Task requirements: Collect every line that includes the string "title".

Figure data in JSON
■ ■ ■ ■
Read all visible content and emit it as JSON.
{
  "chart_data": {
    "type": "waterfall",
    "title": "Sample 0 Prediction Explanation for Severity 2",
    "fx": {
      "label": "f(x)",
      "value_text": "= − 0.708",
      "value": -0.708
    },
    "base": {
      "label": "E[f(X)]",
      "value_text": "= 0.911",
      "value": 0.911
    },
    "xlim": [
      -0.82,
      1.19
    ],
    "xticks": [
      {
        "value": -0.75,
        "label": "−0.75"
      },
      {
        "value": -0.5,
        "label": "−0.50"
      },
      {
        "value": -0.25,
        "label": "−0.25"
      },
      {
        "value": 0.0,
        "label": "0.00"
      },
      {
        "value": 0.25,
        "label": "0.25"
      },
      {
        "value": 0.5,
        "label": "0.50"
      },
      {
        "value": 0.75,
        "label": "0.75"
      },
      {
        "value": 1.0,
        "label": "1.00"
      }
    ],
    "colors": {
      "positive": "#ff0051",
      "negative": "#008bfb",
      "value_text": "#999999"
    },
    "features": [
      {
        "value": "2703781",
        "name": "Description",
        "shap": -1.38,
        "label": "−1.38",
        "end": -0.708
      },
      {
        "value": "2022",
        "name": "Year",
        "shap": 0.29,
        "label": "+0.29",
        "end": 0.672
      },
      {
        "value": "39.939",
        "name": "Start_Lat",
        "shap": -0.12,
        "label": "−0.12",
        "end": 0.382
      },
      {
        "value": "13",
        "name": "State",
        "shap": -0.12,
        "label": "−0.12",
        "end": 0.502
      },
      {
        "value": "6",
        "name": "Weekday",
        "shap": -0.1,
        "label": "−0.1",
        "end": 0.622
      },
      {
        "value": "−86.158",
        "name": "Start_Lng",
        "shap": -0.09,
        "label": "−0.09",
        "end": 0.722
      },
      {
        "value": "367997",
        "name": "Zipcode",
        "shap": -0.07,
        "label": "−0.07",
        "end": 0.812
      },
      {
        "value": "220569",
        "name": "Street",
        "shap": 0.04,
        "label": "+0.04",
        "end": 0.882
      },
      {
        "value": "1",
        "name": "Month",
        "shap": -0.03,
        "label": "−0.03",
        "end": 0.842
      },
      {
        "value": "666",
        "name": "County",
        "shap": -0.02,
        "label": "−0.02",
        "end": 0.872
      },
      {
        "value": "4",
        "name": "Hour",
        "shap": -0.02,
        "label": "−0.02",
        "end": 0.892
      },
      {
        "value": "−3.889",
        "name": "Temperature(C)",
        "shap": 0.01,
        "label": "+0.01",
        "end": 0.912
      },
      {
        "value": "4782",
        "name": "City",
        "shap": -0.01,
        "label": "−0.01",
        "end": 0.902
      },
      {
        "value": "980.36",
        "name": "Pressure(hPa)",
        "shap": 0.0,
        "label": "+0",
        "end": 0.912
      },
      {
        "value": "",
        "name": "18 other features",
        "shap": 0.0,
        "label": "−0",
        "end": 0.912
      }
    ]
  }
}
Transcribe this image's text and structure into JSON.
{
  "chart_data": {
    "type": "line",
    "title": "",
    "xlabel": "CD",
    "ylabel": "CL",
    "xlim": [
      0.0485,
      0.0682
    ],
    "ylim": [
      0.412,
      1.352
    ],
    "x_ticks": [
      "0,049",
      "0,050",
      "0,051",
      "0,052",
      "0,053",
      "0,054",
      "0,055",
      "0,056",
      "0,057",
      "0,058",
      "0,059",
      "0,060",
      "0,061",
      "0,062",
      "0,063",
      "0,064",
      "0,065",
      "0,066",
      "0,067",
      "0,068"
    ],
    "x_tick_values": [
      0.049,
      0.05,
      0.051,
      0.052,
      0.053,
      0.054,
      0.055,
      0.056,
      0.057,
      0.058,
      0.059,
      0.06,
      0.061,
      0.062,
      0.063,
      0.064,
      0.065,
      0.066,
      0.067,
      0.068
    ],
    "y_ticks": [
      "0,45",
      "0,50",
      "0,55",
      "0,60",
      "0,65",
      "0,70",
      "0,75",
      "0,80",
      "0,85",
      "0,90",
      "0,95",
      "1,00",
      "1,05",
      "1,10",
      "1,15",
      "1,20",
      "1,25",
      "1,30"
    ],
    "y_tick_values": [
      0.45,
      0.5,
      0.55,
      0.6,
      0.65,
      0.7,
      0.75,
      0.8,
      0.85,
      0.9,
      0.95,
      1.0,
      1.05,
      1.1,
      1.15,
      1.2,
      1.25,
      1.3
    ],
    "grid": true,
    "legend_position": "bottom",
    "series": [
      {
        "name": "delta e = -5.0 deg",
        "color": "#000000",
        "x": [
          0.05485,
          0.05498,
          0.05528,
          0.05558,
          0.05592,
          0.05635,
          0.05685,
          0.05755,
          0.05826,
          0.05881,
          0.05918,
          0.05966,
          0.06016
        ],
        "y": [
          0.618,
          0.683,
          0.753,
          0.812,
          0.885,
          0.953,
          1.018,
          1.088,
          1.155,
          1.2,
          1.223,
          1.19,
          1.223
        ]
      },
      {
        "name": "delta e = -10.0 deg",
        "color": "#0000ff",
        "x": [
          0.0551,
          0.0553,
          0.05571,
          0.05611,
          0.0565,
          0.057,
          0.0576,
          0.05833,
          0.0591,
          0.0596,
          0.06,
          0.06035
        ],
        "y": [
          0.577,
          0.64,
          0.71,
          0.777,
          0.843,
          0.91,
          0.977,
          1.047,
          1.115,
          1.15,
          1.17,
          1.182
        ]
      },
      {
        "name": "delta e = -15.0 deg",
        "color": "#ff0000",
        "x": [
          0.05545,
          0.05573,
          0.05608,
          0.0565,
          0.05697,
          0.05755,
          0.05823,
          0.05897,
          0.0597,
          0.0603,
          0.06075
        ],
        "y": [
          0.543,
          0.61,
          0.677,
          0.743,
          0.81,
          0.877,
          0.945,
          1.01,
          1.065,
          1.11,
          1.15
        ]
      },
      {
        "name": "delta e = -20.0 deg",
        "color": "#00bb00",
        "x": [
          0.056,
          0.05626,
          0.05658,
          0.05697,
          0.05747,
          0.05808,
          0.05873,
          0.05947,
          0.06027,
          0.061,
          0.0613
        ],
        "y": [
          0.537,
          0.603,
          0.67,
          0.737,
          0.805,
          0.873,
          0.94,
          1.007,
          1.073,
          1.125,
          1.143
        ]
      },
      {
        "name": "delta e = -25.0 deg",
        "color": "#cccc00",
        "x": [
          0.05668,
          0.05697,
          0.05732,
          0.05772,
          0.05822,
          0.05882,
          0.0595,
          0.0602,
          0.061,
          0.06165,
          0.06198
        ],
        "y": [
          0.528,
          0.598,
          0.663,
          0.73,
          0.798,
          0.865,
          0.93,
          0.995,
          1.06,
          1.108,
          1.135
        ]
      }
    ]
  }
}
■ ■ ■ ■
Answer to this task:
    "title": "Sample 0 Prediction Explanation for Severity 2",
    "title": "",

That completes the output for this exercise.